*AVAILABLE RECORDS*:
▼

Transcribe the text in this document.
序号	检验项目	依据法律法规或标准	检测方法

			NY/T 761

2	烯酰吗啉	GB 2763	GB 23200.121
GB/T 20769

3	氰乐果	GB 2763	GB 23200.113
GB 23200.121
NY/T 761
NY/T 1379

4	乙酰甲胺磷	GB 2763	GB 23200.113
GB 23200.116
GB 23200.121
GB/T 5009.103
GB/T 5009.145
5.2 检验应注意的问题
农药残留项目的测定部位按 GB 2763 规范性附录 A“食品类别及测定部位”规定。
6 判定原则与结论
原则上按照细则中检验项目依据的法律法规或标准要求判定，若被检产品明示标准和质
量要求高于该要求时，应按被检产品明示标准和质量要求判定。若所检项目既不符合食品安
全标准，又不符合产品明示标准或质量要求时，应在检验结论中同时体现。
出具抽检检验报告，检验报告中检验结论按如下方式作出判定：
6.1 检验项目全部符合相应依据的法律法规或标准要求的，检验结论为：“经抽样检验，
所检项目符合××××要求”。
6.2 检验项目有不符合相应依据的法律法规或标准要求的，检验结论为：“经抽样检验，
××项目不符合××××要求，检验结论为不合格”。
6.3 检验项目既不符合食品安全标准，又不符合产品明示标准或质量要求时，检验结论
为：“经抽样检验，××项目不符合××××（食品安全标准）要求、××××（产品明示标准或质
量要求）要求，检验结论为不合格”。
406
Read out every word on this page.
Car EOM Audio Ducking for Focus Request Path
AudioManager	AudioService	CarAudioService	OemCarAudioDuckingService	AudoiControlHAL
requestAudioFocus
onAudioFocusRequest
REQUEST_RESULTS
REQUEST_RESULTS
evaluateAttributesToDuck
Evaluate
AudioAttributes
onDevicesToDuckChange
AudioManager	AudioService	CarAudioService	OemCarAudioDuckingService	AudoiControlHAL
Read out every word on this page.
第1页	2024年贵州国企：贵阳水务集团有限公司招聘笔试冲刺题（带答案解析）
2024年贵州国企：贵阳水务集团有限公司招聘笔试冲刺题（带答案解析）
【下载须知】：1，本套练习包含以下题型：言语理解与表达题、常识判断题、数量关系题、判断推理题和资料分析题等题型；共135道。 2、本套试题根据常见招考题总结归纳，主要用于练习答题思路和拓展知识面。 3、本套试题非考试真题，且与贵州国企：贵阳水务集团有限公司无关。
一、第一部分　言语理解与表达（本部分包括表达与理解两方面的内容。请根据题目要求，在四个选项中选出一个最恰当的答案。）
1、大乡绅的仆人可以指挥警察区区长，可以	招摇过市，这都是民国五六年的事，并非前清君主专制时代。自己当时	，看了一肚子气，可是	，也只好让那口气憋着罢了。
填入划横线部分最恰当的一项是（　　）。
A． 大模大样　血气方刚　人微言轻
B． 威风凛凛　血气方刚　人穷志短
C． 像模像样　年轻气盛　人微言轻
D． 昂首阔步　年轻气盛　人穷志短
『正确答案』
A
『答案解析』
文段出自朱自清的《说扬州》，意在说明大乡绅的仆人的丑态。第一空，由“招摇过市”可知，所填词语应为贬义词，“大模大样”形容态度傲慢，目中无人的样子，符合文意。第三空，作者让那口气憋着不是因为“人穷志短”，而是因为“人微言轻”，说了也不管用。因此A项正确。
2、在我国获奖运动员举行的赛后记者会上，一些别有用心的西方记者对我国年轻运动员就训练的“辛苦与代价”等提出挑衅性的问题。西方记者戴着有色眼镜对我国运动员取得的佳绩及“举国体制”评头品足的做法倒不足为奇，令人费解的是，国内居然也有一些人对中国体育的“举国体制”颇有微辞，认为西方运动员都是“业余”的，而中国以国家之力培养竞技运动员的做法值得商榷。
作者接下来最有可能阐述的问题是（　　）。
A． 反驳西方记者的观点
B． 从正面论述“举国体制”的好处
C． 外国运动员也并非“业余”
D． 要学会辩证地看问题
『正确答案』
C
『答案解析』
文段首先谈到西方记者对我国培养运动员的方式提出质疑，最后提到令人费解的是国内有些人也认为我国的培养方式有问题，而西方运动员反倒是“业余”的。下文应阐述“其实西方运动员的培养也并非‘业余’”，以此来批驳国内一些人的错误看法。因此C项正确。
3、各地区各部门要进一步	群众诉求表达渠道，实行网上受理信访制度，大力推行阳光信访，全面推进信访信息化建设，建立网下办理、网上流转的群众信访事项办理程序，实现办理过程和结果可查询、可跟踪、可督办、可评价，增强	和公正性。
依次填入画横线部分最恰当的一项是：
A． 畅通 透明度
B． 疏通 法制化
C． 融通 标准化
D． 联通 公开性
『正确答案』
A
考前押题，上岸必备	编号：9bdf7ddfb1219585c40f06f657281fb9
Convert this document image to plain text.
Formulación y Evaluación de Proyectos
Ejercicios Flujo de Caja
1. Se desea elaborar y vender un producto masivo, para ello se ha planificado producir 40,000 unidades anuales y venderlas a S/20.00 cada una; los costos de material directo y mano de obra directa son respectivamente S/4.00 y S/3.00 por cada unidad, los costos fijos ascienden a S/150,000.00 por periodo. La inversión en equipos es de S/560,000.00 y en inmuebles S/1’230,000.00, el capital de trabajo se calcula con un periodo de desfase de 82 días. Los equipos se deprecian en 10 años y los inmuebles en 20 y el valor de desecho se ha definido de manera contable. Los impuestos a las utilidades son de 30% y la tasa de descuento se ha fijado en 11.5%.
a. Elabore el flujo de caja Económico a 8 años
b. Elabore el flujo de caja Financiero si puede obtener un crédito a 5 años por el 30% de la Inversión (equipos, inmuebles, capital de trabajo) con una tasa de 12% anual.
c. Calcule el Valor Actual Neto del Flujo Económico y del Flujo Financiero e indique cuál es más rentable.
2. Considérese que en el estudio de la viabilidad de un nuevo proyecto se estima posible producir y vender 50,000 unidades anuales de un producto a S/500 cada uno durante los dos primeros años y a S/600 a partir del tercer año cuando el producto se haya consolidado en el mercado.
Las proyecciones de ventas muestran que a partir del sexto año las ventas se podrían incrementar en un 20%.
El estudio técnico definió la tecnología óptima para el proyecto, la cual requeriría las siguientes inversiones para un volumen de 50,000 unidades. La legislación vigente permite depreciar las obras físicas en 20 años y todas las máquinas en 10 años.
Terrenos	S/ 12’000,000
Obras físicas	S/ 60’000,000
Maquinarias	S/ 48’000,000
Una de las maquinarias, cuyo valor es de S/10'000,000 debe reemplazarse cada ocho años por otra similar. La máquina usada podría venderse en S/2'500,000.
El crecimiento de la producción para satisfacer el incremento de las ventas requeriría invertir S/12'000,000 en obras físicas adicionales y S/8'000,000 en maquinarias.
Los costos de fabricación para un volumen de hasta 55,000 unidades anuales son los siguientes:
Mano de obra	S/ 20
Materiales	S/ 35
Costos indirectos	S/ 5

▲

*WRITTEN INSTRUCTION*: Provide an exact reproduction of all the entries shown above.

*REPLY*:
Transcribe the text in this document.
序号	检验项目	依据法律法规或标准	检测方法

			NY/T 761

2	烯酰吗啉	GB 2763	GB 23200.121
GB/T 20769

3	氰乐果	GB 2763	GB 23200.113
GB 23200.121
NY/T 761
NY/T 1379

4	乙酰甲胺磷	GB 2763	GB 23200.113
GB 23200.116
GB 23200.121
GB/T 5009.103
GB/T 5009.145
5.2 检验应注意的问题
农药残留项目的测定部位按 GB 2763 规范性附录 A“食品类别及测定部位”规定。
6 判定原则与结论
原则上按照细则中检验项目依据的法律法规或标准要求判定，若被检产品明示标准和质
量要求高于该要求时，应按被检产品明示标准和质量要求判定。若所检项目既不符合食品安
全标准，又不符合产品明示标准或质量要求时，应在检验结论中同时体现。
出具抽检检验报告，检验报告中检验结论按如下方式作出判定：
6.1 检验项目全部符合相应依据的法律法规或标准要求的，检验结论为：“经抽样检验，
所检项目符合××××要求”。
6.2 检验项目有不符合相应依据的法律法规或标准要求的，检验结论为：“经抽样检验，
××项目不符合××××要求，检验结论为不合格”。
6.3 检验项目既不符合食品安全标准，又不符合产品明示标准或质量要求时，检验结论
为：“经抽样检验，××项目不符合××××（食品安全标准）要求、××××（产品明示标准或质
量要求）要求，检验结论为不合格”。
406
Read out every word on this page.
Car EOM Audio Ducking for Focus Request Path
AudioManager	AudioService	CarAudioService	OemCarAudioDuckingService	AudoiControlHAL
requestAudioFocus
onAudioFocusRequest
REQUEST_RESULTS
REQUEST_RESULTS
evaluateAttributesToDuck
Evaluate
AudioAttributes
onDevicesToDuckChange
AudioManager	AudioService	CarAudioService	OemCarAudioDuckingService	AudoiControlHAL
Read out every word on this page.
第1页	2024年贵州国企：贵阳水务集团有限公司招聘笔试冲刺题（带答案解析）
2024年贵州国企：贵阳水务集团有限公司招聘笔试冲刺题（带答案解析）
【下载须知】：1，本套练习包含以下题型：言语理解与表达题、常识判断题、数量关系题、判断推理题和资料分析题等题型；共135道。 2、本套试题根据常见招考题总结归纳，主要用于练习答题思路和拓展知识面。 3、本套试题非考试真题，且与贵州国企：贵阳水务集团有限公司无关。
一、第一部分　言语理解与表达（本部分包括表达与理解两方面的内容。请根据题目要求，在四个选项中选出一个最恰当的答案。）
1、大乡绅的仆人可以指挥警察区区长，可以	招摇过市，这都是民国五六年的事，并非前清君主专制时代。自己当时	，看了一肚子气，可是	，也只好让那口气憋着罢了。
填入划横线部分最恰当的一项是（　　）。
A． 大模大样　血气方刚　人微言轻
B． 威风凛凛　血气方刚　人穷志短
C． 像模像样　年轻气盛　人微言轻
D． 昂首阔步　年轻气盛　人穷志短
『正确答案』
A
『答案解析』
文段出自朱自清的《说扬州》，意在说明大乡绅的仆人的丑态。第一空，由“招摇过市”可知，所填词语应为贬义词，“大模大样”形容态度傲慢，目中无人的样子，符合文意。第三空，作者让那口气憋着不是因为“人穷志短”，而是因为“人微言轻”，说了也不管用。因此A项正确。
2、在我国获奖运动员举行的赛后记者会上，一些别有用心的西方记者对我国年轻运动员就训练的“辛苦与代价”等提出挑衅性的问题。西方记者戴着有色眼镜对我国运动员取得的佳绩及“举国体制”评头品足的做法倒不足为奇，令人费解的是，国内居然也有一些人对中国体育的“举国体制”颇有微辞，认为西方运动员都是“业余”的，而中国以国家之力培养竞技运动员的做法值得商榷。
作者接下来最有可能阐述的问题是（　　）。
A． 反驳西方记者的观点
B． 从正面论述“举国体制”的好处
C． 外国运动员也并非“业余”
D． 要学会辩证地看问题
『正确答案』
C
『答案解析』
文段首先谈到西方记者对我国培养运动员的方式提出质疑，最后提到令人费解的是国内有些人也认为我国的培养方式有问题，而西方运动员反倒是“业余”的。下文应阐述“其实西方运动员的培养也并非‘业余’”，以此来批驳国内一些人的错误看法。因此C项正确。
3、各地区各部门要进一步	群众诉求表达渠道，实行网上受理信访制度，大力推行阳光信访，全面推进信访信息化建设，建立网下办理、网上流转的群众信访事项办理程序，实现办理过程和结果可查询、可跟踪、可督办、可评价，增强	和公正性。
依次填入画横线部分最恰当的一项是：
A． 畅通 透明度
B． 疏通 法制化
C． 融通 标准化
D． 联通 公开性
『正确答案』
A
考前押题，上岸必备	编号：9bdf7ddfb1219585c40f06f657281fb9
Convert this document image to plain text.
Formulación y Evaluación de Proyectos
Ejercicios Flujo de Caja
1. Se desea elaborar y vender un producto masivo, para ello se ha planificado producir 40,000 unidades anuales y venderlas a S/20.00 cada una; los costos de material directo y mano de obra directa son respectivamente S/4.00 y S/3.00 por cada unidad, los costos fijos ascienden a S/150,000.00 por periodo. La inversión en equipos es de S/560,000.00 y en inmuebles S/1’230,000.00, el capital de trabajo se calcula con un periodo de desfase de 82 días. Los equipos se deprecian en 10 años y los inmuebles en 20 y el valor de desecho se ha definido de manera contable. Los impuestos a las utilidades son de 30% y la tasa de descuento se ha fijado en 11.5%.
a. Elabore el flujo de caja Económico a 8 años
b. Elabore el flujo de caja Financiero si puede obtener un crédito a 5 años por el 30% de la Inversión (equipos, inmuebles, capital de trabajo) con una tasa de 12% anual.
c. Calcule el Valor Actual Neto del Flujo Económico y del Flujo Financiero e indique cuál es más rentable.
2. Considérese que en el estudio de la viabilidad de un nuevo proyecto se estima posible producir y vender 50,000 unidades anuales de un producto a S/500 cada uno durante los dos primeros años y a S/600 a partir del tercer año cuando el producto se haya consolidado en el mercado.
Las proyecciones de ventas muestran que a partir del sexto año las ventas se podrían incrementar en un 20%.
El estudio técnico definió la tecnología óptima para el proyecto, la cual requeriría las siguientes inversiones para un volumen de 50,000 unidades. La legislación vigente permite depreciar las obras físicas en 20 años y todas las máquinas en 10 años.
Terrenos	S/ 12’000,000
Obras físicas	S/ 60’000,000
Maquinarias	S/ 48’000,000
Una de las maquinarias, cuyo valor es de S/10'000,000 debe reemplazarse cada ocho años por otra similar. La máquina usada podría venderse en S/2'500,000.
El crecimiento de la producción para satisfacer el incremento de las ventas requeriría invertir S/12'000,000 en obras físicas adicionales y S/8'000,000 en maquinarias.
Los costos de fabricación para un volumen de hasta 55,000 unidades anuales son los siguientes:
Mano de obra	S/ 20
Materiales	S/ 35
Costos indirectos	S/ 5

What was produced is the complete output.